■ WHAT NEEDS TO BE DONE ■
Format the records from their first line through the line containing "436, 364, 464)" as a numbered list, omitting any blank lines.
>> START
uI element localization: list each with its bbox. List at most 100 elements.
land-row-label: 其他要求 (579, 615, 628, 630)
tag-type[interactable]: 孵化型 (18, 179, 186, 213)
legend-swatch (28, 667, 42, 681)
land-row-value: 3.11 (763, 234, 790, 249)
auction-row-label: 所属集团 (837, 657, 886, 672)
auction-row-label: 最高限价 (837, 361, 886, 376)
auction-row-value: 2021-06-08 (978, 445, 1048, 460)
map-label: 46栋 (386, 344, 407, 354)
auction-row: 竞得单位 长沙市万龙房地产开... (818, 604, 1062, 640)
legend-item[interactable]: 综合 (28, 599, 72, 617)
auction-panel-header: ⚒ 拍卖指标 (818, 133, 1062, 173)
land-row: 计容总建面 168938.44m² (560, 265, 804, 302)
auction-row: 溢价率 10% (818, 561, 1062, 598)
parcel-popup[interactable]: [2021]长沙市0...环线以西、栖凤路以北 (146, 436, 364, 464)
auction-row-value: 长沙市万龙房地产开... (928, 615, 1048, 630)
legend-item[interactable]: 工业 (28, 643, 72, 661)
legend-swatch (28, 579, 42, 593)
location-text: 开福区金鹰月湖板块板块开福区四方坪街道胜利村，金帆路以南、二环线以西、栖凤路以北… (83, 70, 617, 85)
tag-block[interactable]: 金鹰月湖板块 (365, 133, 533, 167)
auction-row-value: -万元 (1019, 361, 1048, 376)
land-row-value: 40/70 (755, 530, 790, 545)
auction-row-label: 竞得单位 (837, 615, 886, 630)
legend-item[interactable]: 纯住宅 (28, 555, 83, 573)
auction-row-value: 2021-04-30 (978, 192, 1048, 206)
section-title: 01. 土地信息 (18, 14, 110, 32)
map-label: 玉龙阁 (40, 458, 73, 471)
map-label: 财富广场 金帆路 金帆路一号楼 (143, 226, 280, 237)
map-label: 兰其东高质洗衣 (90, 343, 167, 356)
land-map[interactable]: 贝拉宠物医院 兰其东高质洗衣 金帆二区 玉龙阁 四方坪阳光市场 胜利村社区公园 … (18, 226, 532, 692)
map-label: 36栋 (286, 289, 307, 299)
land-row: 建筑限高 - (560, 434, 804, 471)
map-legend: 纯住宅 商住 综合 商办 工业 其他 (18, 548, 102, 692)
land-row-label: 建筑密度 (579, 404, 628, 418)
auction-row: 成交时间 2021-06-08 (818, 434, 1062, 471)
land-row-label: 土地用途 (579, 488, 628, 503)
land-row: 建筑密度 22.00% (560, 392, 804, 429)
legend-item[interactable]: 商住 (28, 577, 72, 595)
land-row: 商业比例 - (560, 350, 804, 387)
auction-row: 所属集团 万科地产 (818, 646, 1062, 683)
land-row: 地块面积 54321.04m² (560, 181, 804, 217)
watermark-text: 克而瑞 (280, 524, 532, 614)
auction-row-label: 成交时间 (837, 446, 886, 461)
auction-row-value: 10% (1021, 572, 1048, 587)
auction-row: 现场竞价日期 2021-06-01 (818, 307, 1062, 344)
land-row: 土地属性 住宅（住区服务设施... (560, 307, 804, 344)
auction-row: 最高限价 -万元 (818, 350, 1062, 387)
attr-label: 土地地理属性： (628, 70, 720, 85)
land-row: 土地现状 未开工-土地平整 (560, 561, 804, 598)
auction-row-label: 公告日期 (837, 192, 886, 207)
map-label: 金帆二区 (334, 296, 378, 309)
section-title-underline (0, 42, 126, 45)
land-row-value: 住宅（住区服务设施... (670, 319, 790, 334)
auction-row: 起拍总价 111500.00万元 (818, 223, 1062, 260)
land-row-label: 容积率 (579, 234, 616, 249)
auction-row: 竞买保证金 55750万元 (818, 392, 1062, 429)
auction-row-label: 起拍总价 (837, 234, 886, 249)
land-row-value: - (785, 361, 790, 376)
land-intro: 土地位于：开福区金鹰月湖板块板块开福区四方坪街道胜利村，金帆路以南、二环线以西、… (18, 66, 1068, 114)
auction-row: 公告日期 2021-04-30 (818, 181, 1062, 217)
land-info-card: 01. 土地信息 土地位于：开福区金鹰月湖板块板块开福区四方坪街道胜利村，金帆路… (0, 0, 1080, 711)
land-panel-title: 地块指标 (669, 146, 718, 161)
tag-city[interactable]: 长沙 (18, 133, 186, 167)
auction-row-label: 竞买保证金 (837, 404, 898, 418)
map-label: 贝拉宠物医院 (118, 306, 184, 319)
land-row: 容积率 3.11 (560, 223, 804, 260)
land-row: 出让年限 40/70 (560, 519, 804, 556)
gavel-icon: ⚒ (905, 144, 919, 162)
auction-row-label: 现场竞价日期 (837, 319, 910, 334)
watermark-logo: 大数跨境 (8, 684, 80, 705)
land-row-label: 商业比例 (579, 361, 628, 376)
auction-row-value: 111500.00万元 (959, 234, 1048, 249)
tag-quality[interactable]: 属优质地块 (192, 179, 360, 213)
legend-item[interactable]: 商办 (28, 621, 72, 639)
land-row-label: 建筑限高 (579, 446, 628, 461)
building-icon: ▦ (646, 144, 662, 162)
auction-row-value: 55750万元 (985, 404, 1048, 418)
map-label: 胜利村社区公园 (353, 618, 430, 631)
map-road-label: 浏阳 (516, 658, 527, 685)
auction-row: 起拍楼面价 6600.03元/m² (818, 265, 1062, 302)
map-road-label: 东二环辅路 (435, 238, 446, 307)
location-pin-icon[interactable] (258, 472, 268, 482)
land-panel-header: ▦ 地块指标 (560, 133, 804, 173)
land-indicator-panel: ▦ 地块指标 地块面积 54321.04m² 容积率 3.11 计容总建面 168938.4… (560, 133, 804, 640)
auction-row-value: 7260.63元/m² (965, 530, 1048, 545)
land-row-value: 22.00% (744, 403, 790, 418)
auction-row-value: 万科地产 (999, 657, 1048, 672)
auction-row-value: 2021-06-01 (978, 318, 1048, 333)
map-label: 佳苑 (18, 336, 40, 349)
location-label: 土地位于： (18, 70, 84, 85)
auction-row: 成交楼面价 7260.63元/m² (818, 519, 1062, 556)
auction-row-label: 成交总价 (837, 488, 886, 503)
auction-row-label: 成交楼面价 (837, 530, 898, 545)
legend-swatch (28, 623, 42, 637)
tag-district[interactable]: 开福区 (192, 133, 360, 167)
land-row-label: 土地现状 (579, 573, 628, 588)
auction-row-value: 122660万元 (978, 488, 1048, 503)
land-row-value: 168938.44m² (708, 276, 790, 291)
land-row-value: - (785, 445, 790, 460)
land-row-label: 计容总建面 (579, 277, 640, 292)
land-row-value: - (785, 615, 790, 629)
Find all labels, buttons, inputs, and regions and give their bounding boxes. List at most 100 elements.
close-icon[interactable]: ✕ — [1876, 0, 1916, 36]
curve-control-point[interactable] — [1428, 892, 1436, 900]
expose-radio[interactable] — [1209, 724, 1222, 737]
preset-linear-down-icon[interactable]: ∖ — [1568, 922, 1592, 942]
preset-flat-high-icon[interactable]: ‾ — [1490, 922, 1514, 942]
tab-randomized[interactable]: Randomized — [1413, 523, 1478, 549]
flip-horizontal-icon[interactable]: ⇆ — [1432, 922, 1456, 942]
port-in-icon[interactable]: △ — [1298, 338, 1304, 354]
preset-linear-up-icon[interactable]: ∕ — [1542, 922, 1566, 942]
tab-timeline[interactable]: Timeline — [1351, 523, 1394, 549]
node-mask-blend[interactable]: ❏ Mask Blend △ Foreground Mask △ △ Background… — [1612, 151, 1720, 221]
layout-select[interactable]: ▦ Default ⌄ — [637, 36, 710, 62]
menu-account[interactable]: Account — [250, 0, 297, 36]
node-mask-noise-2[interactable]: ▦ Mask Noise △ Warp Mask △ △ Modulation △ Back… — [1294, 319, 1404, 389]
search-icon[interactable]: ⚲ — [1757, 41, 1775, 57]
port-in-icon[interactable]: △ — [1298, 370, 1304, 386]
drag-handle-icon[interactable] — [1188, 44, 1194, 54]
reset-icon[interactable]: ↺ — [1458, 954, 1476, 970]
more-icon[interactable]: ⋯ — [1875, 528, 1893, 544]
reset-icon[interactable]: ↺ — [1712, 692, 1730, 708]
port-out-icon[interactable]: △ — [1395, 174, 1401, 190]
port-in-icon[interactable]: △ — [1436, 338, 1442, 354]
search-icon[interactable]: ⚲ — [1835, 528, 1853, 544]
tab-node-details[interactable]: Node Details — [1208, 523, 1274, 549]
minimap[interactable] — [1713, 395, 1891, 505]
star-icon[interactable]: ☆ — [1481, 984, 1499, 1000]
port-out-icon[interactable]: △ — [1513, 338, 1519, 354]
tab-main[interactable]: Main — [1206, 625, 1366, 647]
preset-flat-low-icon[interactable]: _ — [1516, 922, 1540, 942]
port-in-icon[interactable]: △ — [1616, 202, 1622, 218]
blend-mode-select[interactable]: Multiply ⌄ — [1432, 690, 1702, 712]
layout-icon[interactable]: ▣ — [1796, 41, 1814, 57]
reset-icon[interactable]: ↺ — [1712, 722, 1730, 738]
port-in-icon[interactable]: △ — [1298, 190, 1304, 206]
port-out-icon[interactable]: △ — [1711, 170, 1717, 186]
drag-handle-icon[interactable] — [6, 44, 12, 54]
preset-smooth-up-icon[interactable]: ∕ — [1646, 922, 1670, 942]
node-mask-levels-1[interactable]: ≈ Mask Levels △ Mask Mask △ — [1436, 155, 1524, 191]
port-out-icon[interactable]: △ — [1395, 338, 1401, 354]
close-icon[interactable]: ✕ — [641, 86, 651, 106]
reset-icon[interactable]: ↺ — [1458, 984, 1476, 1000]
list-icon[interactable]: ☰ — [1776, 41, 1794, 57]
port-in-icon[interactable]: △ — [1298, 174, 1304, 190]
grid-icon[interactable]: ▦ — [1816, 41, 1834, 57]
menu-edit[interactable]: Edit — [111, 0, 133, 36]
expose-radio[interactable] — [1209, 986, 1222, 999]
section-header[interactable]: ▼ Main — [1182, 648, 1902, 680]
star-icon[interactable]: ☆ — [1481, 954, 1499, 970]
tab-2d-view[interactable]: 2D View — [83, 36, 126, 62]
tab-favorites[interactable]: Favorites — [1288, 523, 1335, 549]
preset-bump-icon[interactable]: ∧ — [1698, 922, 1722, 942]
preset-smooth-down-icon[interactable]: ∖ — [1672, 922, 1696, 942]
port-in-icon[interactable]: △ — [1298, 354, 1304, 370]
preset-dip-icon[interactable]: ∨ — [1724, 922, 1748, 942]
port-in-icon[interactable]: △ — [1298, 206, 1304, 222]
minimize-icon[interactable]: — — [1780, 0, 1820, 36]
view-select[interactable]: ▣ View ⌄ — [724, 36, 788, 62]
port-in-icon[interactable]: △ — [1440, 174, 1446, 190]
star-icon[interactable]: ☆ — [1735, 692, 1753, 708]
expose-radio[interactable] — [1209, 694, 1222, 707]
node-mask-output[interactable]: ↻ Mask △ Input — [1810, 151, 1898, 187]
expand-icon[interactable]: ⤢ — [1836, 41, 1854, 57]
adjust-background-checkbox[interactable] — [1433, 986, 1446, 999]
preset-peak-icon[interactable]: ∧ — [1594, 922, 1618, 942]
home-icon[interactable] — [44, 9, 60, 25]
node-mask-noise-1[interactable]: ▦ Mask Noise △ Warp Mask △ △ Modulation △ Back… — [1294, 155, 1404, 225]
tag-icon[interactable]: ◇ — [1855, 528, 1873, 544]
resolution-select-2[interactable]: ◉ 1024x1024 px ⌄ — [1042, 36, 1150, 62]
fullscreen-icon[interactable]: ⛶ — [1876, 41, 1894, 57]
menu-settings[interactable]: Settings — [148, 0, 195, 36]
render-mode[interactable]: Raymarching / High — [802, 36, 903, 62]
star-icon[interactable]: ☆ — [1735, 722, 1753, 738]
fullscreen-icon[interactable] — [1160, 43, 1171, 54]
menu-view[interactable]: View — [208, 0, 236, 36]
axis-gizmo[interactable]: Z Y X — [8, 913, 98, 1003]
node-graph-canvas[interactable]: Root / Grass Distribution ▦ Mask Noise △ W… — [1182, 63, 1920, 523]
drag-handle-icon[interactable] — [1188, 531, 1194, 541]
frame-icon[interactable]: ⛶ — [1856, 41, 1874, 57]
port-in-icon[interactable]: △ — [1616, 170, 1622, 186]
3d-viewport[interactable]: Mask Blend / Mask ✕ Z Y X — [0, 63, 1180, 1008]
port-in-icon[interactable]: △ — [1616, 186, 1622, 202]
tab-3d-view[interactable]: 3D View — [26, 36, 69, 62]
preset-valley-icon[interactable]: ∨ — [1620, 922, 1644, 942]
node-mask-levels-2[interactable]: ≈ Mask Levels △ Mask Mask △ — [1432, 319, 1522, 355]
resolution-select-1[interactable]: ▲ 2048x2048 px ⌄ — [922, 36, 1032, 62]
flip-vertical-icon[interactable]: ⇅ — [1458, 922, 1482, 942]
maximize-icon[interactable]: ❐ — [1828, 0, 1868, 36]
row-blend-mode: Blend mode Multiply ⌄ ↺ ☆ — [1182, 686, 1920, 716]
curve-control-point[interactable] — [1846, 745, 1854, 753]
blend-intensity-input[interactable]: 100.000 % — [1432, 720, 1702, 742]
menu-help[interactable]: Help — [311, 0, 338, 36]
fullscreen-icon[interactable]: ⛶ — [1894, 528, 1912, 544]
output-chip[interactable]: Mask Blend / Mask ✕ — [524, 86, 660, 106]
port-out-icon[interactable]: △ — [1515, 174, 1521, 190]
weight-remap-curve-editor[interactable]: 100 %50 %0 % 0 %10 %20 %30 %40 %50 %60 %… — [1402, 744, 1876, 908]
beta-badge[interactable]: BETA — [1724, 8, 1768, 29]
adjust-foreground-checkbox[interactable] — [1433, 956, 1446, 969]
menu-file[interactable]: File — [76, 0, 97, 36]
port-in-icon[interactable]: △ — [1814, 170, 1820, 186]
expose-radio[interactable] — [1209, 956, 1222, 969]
>> END
■ SOLUTION ■
1. uI element localization: list each with its bbox. List at most 100 elements.
2. land-row-label: 其他要求 (579, 615, 628, 630)
3. tag-type[interactable]: 孵化型 (18, 179, 186, 213)
4. legend-swatch (28, 667, 42, 681)
5. land-row-value: 3.11 (763, 234, 790, 249)
6. auction-row-label: 所属集团 (837, 657, 886, 672)
7. auction-row-label: 最高限价 (837, 361, 886, 376)
8. auction-row-value: 2021-06-08 (978, 445, 1048, 460)
9. map-label: 46栋 (386, 344, 407, 354)
10. auction-row: 竞得单位 长沙市万龙房地产开... (818, 604, 1062, 640)
11. legend-item[interactable]: 综合 (28, 599, 72, 617)
12. auction-panel-header: ⚒ 拍卖指标 (818, 133, 1062, 173)
13. land-row: 计容总建面 168938.44m² (560, 265, 804, 302)
14. auction-row: 溢价率 10% (818, 561, 1062, 598)
15. parcel-popup[interactable]: [2021]长沙市0...环线以西、栖凤路以北 (146, 436, 364, 464)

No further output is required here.